### Exercise directions
Your answer should be a single number: the count of lines that include the word "واقع".
---------- Material supplied
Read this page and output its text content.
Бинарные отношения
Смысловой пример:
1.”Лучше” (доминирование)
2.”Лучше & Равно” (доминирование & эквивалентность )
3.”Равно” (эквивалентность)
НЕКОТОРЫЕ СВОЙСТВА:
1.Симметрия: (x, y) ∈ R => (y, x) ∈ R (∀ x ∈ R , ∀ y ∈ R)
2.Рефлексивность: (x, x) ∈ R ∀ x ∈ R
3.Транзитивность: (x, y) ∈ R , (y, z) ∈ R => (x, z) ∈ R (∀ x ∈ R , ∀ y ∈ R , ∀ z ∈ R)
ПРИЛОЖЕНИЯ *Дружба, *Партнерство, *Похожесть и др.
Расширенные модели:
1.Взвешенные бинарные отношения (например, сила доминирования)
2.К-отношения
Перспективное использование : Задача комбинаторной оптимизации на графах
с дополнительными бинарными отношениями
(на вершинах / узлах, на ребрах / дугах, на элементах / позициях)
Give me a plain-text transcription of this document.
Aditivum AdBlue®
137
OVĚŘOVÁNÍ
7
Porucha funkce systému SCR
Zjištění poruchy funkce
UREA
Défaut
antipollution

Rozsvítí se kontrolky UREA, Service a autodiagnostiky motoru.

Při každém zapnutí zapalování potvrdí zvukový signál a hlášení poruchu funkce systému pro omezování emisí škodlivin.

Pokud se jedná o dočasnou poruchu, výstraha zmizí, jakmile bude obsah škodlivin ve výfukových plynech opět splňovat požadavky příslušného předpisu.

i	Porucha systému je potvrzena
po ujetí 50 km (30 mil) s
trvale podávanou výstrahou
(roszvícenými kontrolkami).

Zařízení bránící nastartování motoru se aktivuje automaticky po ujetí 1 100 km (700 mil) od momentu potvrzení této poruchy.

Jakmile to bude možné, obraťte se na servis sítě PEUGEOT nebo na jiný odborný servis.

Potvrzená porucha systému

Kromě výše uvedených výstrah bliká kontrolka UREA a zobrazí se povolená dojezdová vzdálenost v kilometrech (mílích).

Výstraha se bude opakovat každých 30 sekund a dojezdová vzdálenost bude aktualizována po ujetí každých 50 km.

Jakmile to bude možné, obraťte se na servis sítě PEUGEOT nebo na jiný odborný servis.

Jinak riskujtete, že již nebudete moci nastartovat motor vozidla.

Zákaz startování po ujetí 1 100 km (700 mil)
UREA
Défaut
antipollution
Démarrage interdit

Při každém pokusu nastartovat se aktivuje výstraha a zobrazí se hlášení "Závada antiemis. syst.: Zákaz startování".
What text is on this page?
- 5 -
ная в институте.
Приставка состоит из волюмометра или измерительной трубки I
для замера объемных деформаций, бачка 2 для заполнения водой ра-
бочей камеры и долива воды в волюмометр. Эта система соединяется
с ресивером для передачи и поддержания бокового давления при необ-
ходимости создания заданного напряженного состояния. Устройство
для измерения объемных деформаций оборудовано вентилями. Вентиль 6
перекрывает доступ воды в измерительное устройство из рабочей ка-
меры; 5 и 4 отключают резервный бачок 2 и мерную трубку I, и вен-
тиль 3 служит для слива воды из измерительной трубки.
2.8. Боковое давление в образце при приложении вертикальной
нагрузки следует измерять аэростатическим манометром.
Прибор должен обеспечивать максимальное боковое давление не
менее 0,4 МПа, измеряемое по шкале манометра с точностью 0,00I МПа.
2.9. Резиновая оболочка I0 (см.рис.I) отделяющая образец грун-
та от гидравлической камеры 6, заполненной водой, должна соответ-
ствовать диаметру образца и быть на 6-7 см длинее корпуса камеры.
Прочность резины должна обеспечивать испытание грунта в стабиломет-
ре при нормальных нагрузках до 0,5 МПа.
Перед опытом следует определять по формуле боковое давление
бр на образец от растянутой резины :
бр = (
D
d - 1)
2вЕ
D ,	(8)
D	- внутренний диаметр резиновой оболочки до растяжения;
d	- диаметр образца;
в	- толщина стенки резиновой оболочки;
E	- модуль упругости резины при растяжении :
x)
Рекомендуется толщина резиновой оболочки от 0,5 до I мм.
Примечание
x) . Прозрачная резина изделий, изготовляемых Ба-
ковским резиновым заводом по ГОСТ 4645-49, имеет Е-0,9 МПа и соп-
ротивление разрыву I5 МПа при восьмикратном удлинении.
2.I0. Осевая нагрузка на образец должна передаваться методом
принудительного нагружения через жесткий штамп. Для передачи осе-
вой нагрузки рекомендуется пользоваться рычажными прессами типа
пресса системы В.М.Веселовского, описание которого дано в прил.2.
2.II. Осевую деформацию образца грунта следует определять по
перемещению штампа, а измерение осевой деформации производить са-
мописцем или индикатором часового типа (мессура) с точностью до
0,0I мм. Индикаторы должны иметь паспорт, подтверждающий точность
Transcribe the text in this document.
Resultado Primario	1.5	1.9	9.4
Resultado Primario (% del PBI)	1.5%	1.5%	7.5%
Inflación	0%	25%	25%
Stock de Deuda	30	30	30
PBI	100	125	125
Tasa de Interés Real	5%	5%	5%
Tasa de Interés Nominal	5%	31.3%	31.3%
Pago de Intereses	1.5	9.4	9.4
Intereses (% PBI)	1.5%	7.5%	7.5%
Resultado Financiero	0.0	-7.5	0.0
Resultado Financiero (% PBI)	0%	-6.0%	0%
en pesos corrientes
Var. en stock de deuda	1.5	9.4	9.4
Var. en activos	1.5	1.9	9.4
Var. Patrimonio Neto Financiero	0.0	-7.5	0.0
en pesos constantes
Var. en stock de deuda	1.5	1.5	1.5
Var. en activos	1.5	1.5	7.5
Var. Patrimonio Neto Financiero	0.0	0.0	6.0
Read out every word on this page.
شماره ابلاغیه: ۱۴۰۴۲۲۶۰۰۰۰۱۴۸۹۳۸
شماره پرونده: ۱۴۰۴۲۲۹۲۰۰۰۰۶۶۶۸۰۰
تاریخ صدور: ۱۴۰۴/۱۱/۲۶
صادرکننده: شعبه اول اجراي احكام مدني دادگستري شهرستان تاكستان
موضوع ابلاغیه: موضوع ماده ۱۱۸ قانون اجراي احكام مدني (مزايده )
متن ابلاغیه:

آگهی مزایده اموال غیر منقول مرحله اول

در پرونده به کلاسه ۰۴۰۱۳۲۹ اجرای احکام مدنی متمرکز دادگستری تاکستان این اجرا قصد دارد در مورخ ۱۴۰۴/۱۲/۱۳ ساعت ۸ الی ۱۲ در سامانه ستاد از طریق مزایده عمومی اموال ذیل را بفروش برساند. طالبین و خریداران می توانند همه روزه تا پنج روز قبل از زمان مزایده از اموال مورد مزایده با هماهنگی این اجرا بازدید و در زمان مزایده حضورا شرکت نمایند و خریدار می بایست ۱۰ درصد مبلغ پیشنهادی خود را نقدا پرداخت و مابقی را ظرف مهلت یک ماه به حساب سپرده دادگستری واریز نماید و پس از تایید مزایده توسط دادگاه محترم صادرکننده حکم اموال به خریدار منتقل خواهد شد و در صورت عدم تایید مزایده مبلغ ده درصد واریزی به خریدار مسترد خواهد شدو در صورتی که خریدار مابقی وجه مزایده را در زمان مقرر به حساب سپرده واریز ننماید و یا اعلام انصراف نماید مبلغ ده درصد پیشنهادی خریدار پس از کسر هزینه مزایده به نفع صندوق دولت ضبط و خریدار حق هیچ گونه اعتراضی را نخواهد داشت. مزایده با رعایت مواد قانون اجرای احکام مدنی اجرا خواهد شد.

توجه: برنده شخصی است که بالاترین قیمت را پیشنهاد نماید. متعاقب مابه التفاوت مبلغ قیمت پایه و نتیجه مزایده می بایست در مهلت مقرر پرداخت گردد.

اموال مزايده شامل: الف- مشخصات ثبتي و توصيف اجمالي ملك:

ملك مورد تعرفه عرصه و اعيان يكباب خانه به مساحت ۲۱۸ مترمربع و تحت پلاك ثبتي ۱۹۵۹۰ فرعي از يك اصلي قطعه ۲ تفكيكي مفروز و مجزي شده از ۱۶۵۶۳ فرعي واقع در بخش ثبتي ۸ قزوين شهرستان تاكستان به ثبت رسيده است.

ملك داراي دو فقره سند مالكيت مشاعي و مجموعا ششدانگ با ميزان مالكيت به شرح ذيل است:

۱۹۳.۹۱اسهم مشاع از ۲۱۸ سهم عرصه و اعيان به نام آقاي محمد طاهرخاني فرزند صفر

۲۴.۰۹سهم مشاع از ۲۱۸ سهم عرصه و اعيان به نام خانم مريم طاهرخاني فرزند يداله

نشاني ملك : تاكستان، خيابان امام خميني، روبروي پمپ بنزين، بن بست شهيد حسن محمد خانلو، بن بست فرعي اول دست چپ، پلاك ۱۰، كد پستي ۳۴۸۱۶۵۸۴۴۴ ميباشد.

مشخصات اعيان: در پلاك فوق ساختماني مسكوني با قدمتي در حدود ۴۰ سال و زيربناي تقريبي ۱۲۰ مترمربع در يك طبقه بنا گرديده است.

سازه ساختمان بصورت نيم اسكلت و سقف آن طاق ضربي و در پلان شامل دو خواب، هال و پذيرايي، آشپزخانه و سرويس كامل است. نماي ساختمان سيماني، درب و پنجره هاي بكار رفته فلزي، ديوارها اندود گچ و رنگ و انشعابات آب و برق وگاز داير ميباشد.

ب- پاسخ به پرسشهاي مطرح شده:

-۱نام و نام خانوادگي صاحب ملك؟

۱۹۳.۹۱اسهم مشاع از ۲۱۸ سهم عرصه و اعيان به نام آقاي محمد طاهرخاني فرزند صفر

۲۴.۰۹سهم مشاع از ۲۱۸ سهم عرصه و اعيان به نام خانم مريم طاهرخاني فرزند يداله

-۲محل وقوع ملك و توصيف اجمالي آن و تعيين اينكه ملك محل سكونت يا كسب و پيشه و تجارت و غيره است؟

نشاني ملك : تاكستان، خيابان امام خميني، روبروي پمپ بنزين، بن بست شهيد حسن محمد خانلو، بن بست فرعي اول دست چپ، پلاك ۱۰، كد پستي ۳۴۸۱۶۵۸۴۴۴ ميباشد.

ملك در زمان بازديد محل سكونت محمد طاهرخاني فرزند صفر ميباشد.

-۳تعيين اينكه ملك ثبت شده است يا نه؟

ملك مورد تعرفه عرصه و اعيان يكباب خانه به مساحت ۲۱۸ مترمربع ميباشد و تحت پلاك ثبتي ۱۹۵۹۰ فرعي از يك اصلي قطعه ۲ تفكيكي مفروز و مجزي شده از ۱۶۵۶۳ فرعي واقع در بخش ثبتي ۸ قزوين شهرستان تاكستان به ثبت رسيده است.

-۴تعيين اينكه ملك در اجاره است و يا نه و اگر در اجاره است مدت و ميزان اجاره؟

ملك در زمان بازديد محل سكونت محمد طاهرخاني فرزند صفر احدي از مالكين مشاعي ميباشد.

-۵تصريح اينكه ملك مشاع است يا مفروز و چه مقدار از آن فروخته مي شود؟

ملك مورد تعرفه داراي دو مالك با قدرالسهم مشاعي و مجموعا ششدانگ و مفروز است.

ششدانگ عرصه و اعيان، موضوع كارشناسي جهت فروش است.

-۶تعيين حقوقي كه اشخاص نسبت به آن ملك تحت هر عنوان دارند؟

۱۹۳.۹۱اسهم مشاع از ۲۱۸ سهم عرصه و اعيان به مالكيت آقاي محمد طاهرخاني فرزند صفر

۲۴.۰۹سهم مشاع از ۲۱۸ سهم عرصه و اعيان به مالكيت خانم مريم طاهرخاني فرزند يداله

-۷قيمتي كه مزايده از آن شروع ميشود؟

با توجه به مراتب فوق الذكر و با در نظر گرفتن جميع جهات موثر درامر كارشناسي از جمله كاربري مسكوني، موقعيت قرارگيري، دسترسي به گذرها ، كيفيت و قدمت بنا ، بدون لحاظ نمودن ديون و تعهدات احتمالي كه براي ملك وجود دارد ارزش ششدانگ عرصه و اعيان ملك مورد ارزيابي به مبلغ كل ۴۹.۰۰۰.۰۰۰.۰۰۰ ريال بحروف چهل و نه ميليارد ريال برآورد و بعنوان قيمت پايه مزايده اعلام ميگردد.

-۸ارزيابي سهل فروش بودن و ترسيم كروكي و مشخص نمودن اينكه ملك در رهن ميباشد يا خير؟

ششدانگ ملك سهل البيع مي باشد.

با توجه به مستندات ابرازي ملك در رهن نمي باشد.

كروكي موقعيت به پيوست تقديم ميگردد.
--------------------
### The output
2